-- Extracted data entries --
★ ★ ★ ★ ★ ★ ★
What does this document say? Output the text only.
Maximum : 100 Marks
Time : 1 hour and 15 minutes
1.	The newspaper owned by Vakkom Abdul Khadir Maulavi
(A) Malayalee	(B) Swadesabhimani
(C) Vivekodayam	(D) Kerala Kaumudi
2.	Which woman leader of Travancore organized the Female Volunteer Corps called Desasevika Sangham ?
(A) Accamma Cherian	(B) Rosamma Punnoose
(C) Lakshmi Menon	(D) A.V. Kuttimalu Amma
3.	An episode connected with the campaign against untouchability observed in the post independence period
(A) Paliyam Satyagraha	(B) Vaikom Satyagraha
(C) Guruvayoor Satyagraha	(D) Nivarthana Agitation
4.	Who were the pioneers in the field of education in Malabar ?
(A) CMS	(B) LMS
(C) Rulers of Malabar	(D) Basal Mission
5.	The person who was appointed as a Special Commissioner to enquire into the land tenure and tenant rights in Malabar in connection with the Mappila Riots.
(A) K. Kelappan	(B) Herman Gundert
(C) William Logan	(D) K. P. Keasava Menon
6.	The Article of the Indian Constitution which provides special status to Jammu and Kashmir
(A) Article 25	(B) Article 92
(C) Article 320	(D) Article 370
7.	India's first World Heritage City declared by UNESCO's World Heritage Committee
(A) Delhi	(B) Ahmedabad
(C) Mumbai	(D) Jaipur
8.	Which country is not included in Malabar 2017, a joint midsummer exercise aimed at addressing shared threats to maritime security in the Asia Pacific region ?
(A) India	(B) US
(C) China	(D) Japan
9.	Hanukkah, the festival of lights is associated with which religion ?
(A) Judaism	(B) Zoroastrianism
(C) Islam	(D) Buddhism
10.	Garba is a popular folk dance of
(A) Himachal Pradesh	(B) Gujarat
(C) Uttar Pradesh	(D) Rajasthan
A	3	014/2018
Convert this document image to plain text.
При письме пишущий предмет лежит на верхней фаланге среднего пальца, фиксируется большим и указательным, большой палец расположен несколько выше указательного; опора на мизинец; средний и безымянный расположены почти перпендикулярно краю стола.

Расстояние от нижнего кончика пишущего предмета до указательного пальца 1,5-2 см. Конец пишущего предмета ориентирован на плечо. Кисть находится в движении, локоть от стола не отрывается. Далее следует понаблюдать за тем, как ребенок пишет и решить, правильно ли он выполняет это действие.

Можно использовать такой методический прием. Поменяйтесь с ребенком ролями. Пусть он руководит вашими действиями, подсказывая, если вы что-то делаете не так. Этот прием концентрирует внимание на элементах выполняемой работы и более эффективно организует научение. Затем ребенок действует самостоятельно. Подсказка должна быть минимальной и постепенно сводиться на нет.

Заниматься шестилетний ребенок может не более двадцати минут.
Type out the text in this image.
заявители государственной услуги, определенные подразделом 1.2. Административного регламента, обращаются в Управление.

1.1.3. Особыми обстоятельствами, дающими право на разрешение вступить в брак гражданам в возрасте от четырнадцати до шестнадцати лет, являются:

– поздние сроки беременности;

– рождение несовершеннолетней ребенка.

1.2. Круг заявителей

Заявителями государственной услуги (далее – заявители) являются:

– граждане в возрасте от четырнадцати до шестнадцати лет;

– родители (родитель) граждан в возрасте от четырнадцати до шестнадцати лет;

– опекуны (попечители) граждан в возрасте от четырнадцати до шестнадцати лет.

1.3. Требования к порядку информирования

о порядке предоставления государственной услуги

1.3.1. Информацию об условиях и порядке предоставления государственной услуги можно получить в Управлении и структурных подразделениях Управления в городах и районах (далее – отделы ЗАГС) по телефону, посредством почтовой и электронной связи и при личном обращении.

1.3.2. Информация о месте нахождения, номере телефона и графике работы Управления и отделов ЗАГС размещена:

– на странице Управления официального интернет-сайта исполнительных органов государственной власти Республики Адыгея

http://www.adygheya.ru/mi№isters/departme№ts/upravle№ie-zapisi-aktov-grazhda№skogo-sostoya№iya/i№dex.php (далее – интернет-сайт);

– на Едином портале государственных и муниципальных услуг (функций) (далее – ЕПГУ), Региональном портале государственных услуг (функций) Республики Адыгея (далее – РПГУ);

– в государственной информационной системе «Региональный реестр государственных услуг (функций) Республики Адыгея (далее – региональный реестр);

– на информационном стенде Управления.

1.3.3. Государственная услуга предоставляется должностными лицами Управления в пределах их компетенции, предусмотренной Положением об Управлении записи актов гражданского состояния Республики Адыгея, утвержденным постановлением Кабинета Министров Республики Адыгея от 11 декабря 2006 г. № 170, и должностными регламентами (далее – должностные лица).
★ ★ ★ ★ ★ ★ ★
Reproduce every line of the material above exactly.

What does this document say? Output the text only.
Maximum : 100 Marks
Time : 1 hour and 15 minutes
1.	The newspaper owned by Vakkom Abdul Khadir Maulavi
(A) Malayalee	(B) Swadesabhimani
(C) Vivekodayam	(D) Kerala Kaumudi
2.	Which woman leader of Travancore organized the Female Volunteer Corps called Desasevika Sangham ?
(A) Accamma Cherian	(B) Rosamma Punnoose
(C) Lakshmi Menon	(D) A.V. Kuttimalu Amma
3.	An episode connected with the campaign against untouchability observed in the post independence period
(A) Paliyam Satyagraha	(B) Vaikom Satyagraha
(C) Guruvayoor Satyagraha	(D) Nivarthana Agitation
4.	Who were the pioneers in the field of education in Malabar ?
(A) CMS	(B) LMS
(C) Rulers of Malabar	(D) Basal Mission
5.	The person who was appointed as a Special Commissioner to enquire into the land tenure and tenant rights in Malabar in connection with the Mappila Riots.
(A) K. Kelappan	(B) Herman Gundert
(C) William Logan	(D) K. P. Keasava Menon
6.	The Article of the Indian Constitution which provides special status to Jammu and Kashmir
(A) Article 25	(B) Article 92
(C) Article 320	(D) Article 370
7.	India's first World Heritage City declared by UNESCO's World Heritage Committee
(A) Delhi	(B) Ahmedabad
(C) Mumbai	(D) Jaipur
8.	Which country is not included in Malabar 2017, a joint midsummer exercise aimed at addressing shared threats to maritime security in the Asia Pacific region ?
(A) India	(B) US
(C) China	(D) Japan
9.	Hanukkah, the festival of lights is associated with which religion ?
(A) Judaism	(B) Zoroastrianism
(C) Islam	(D) Buddhism
10.	Garba is a popular folk dance of
(A) Himachal Pradesh	(B) Gujarat
(C) Uttar Pradesh	(D) Rajasthan
A	3	014/2018
Convert this document image to plain text.
При письме пишущий предмет лежит на верхней фаланге среднего пальца, фиксируется большим и указательным, большой палец расположен несколько выше указательного; опора на мизинец; средний и безымянный расположены почти перпендикулярно краю стола.

Расстояние от нижнего кончика пишущего предмета до указательного пальца 1,5-2 см. Конец пишущего предмета ориентирован на плечо. Кисть находится в движении, локоть от стола не отрывается. Далее следует понаблюдать за тем, как ребенок пишет и решить, правильно ли он выполняет это действие.

Можно использовать такой методический прием. Поменяйтесь с ребенком ролями. Пусть он руководит вашими действиями, подсказывая, если вы что-то делаете не так. Этот прием концентрирует внимание на элементах выполняемой работы и более эффективно организует научение. Затем ребенок действует самостоятельно. Подсказка должна быть минимальной и постепенно сводиться на нет.

Заниматься шестилетний ребенок может не более двадцати минут.
Type out the text in this image.
заявители государственной услуги, определенные подразделом 1.2. Административного регламента, обращаются в Управление.

1.1.3. Особыми обстоятельствами, дающими право на разрешение вступить в брак гражданам в возрасте от четырнадцати до шестнадцати лет, являются:

– поздние сроки беременности;

– рождение несовершеннолетней ребенка.

1.2. Круг заявителей

Заявителями государственной услуги (далее – заявители) являются:

– граждане в возрасте от четырнадцати до шестнадцати лет;

– родители (родитель) граждан в возрасте от четырнадцати до шестнадцати лет;

– опекуны (попечители) граждан в возрасте от четырнадцати до шестнадцати лет.

1.3. Требования к порядку информирования

о порядке предоставления государственной услуги

1.3.1. Информацию об условиях и порядке предоставления государственной услуги можно получить в Управлении и структурных подразделениях Управления в городах и районах (далее – отделы ЗАГС) по телефону, посредством почтовой и электронной связи и при личном обращении.

1.3.2. Информация о месте нахождения, номере телефона и графике работы Управления и отделов ЗАГС размещена:

– на странице Управления официального интернет-сайта исполнительных органов государственной власти Республики Адыгея

http://www.adygheya.ru/mi№isters/departme№ts/upravle№ie-zapisi-aktov-grazhda№skogo-sostoya№iya/i№dex.php (далее – интернет-сайт);

– на Едином портале государственных и муниципальных услуг (функций) (далее – ЕПГУ), Региональном портале государственных услуг (функций) Республики Адыгея (далее – РПГУ);

– в государственной информационной системе «Региональный реестр государственных услуг (функций) Республики Адыгея (далее – региональный реестр);

– на информационном стенде Управления.

1.3.3. Государственная услуга предоставляется должностными лицами Управления в пределах их компетенции, предусмотренной Положением об Управлении записи актов гражданского состояния Республики Адыгея, утвержденным постановлением Кабинета Министров Республики Адыгея от 11 декабря 2006 г. № 170, и должностными регламентами (далее – должностные лица).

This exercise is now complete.